Information given —
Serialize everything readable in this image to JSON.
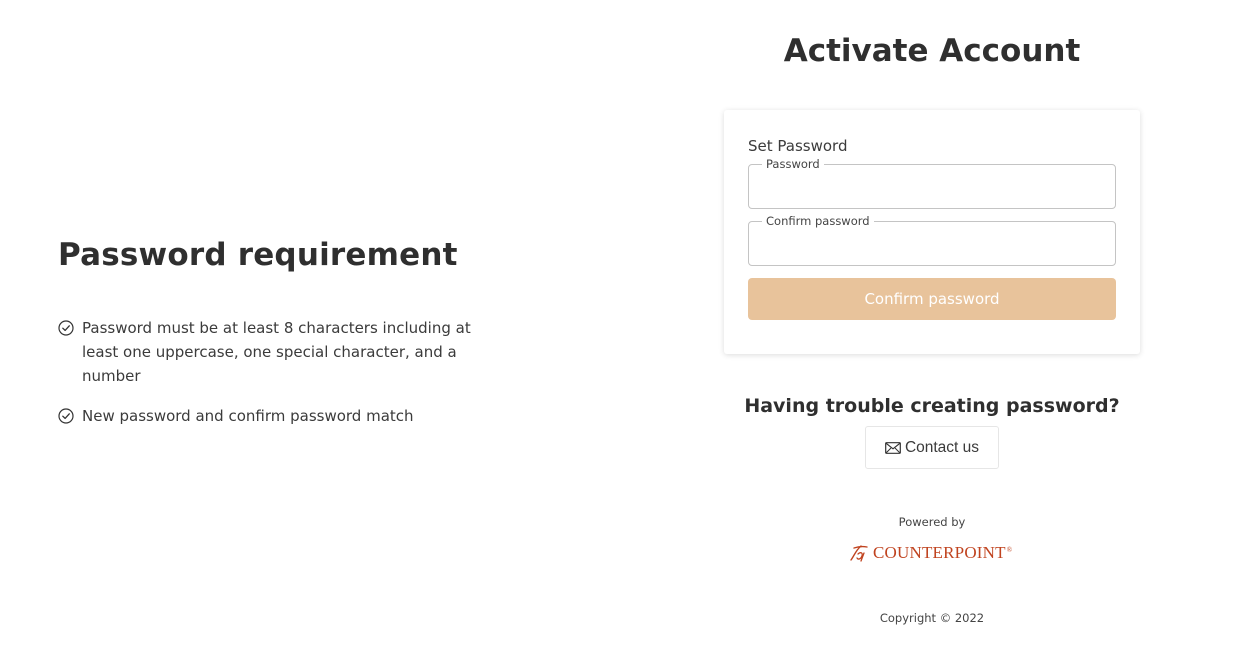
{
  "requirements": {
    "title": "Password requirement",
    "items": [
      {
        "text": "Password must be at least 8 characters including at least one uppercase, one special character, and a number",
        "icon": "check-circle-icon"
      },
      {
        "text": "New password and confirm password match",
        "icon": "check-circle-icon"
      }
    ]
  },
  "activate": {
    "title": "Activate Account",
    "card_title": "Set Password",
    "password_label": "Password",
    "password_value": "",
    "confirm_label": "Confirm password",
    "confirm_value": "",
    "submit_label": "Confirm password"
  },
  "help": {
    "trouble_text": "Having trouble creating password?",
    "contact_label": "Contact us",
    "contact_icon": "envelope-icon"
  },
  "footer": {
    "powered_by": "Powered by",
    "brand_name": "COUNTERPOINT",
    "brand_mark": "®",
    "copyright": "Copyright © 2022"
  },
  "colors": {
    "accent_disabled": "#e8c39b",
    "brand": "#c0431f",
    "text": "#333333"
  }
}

--

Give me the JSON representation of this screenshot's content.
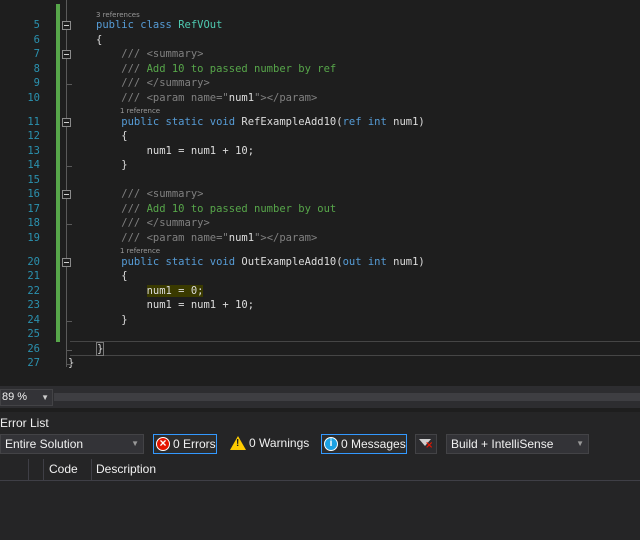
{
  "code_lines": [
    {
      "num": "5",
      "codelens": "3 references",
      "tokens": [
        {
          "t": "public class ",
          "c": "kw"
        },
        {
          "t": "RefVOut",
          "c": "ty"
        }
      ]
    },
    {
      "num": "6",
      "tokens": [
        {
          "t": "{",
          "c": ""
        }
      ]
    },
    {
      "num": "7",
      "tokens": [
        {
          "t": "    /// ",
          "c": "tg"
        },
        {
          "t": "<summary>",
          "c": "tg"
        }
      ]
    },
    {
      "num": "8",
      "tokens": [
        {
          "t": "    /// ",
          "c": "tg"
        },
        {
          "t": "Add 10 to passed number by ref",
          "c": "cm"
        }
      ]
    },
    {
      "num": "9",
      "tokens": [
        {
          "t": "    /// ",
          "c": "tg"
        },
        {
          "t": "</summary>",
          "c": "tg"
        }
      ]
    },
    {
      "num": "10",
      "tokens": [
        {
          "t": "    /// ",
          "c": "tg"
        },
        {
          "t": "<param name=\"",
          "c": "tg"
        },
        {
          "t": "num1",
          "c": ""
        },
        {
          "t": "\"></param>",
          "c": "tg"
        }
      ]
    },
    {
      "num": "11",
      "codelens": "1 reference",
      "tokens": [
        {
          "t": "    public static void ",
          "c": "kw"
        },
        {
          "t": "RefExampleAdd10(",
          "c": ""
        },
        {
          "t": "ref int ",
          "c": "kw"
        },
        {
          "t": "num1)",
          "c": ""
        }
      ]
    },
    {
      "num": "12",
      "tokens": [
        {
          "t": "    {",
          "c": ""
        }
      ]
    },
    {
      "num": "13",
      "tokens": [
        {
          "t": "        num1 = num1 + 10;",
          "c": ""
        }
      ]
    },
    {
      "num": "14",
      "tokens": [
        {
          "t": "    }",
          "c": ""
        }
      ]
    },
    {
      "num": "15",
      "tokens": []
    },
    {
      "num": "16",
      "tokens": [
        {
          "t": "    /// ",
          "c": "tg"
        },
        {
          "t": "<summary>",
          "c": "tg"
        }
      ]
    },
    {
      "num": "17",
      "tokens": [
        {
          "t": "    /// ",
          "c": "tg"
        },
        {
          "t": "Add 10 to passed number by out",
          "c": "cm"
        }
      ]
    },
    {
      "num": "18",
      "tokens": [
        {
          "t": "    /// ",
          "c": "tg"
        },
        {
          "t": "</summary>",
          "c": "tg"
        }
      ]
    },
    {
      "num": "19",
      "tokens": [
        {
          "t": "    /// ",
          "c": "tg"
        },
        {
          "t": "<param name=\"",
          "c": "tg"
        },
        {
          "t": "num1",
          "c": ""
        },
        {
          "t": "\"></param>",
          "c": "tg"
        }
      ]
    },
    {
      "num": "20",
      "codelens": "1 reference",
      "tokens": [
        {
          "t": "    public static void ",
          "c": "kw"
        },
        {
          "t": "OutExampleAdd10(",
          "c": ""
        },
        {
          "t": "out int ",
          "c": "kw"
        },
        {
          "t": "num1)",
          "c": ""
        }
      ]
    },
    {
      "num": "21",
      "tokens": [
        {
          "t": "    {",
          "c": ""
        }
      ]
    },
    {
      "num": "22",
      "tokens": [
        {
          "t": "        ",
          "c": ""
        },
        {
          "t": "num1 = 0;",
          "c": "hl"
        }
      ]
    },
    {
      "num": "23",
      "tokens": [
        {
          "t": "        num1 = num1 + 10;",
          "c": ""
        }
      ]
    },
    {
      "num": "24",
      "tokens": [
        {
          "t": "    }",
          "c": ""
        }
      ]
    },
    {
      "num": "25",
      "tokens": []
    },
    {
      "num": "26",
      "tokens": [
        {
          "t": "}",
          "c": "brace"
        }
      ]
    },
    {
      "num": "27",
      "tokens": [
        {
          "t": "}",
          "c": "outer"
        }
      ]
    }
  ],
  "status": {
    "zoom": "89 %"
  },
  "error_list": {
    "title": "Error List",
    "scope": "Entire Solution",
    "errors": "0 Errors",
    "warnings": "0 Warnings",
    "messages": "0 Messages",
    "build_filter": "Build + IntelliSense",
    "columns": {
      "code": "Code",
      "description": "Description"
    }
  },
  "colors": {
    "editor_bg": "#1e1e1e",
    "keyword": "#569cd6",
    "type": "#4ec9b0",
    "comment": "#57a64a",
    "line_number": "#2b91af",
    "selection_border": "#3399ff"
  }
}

Problem — From the listing above, return each line with the word "this".

Expected answer —
Serialize everything readable in this image to JSON.
Give me the JSON representation of this screenshot's content.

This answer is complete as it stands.